:: INSTRUÇÃO A ::
Segundo a notícia sobre o laboratório de pirólise da UFRJ, em que dia o Ivig/Coppe inaugurou o novo laboratório?
:: INSTRUÇÃO B ::
Transcreva da notícia sobre o laboratório de pirólise da UFRJ o trecho que começa em "O Brasil produz, em" e termina em "Resíduos e Descarbonização.".

De lixão a insumo industrial: UFRJ inaugura laboratório que transforma resíduos e dióxido de carbono (CO₂) em energia, fertilizante e vidro

Novo laboratório do Ivig, que conta com um dos maiores reatores de pirólise em centros de pesquisa na América do Sul, testa soluções para reduzir lixo, emissões de carbono e importação de barrilha. Projeto já desperta interesse de grandes empresas

Por Conexão UFRJ – Fonte: www.ufrj.br

O Brasil produz, em média, cerca de 1 quilo de lixo por habitante por dia. Em um país com mais de 200 milhões de pessoas, isso significa algo em torno de 200 mil toneladas diárias de resíduos, grande parte ainda destinada a lixões e aterros. Nesse cenário, em que o país busca soluções para reduzir o impacto do lixo e das emissões de carbono, o Instituto Virtual Internacional de Mudanças Globais (Ivig/Coppe), da Universidade Federal do Rio de Janeiro (UFRJ), inaugurou, na quarta-feira, 10/12, o Laboratório de Pesquisa Aplicada em Pirólise de Resíduos e Descarbonização.

:: LINHAS LISTADAS ::
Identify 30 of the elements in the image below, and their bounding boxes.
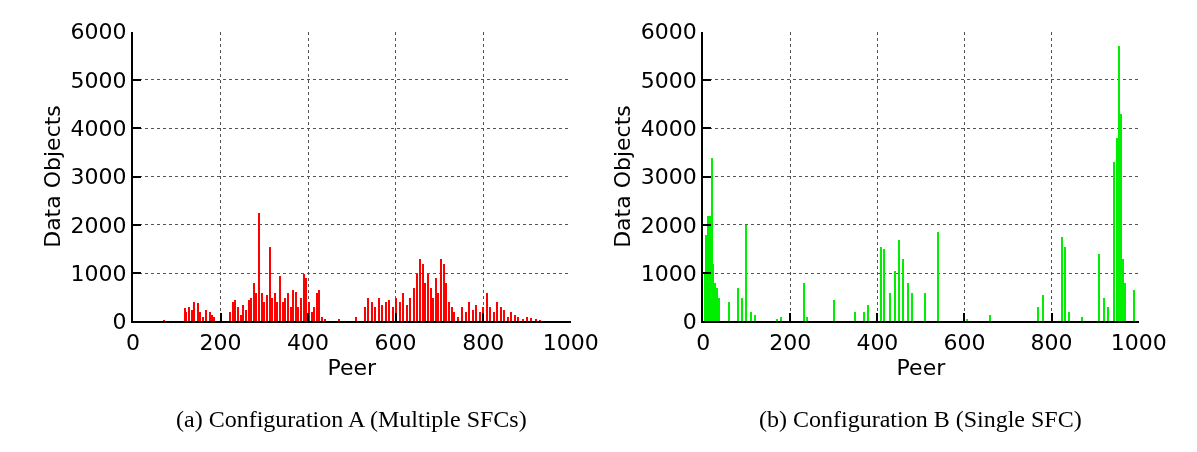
y-tick-label: 0: [682, 309, 697, 335]
x-tick-label: 200: [199, 329, 242, 355]
x-tick-label: 800: [462, 329, 505, 355]
x-tick-label: 400: [287, 329, 330, 355]
y-tick-label: 5000: [70, 67, 127, 93]
y-tick-label: 6000: [70, 19, 127, 45]
y-tick-label: 5000: [640, 67, 697, 93]
x-tick-label: 600: [374, 329, 417, 355]
x-tick-label: 400: [856, 329, 899, 355]
y-tick-label: 4000: [640, 115, 697, 141]
y-tick-label: 2000: [640, 212, 697, 238]
y-tick-label: 2000: [70, 212, 127, 238]
y-tick-label: 4000: [70, 115, 127, 141]
x-axis-title: Peer: [327, 354, 378, 380]
x-tick-label: 1000: [542, 329, 599, 355]
text: (b) Configuration B (Single SFC): [759, 406, 1082, 432]
x-tick-label: 800: [1030, 329, 1073, 355]
y-tick-label: 3000: [640, 164, 697, 190]
x-axis-title: Peer: [896, 354, 947, 380]
y-tick-label: 1000: [70, 260, 127, 286]
y-tick-label: 0: [112, 309, 127, 335]
x-tick-label: 1000: [1110, 329, 1167, 355]
text: (a) Configuration A (Multiple SFCs): [176, 406, 527, 432]
y-axis-title: Data Objects: [39, 105, 65, 248]
x-tick-label: 200: [769, 329, 812, 355]
y-tick-label: 6000: [640, 19, 697, 45]
y-axis-title: Data Objects: [610, 105, 636, 248]
y-tick-label: 1000: [640, 260, 697, 286]
x-tick-label: 600: [943, 329, 986, 355]
y-tick-label: 3000: [70, 164, 127, 190]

:: RESPOSTA A ::
Na quarta-feira, 10/12.

:: RESPOSTA B ::
O Brasil produz, em média, cerca de 1 quilo de lixo por habitante por dia. Em um país com mais de 200 milhões de pessoas, isso significa algo em torno de 200 mil toneladas diárias de resíduos, grande parte ainda destinada a lixões e aterros. Nesse cenário, em que o país busca soluções para reduzir o impacto do lixo e das emissões de carbono, o Instituto Virtual Internacional de Mudanças Globais (Ivig/Coppe), da Universidade Federal do Rio de Janeiro (UFRJ), inaugurou, na quarta-feira, 10/12, o Laboratório de Pesquisa Aplicada em Pirólise de Resíduos e Descarbonização.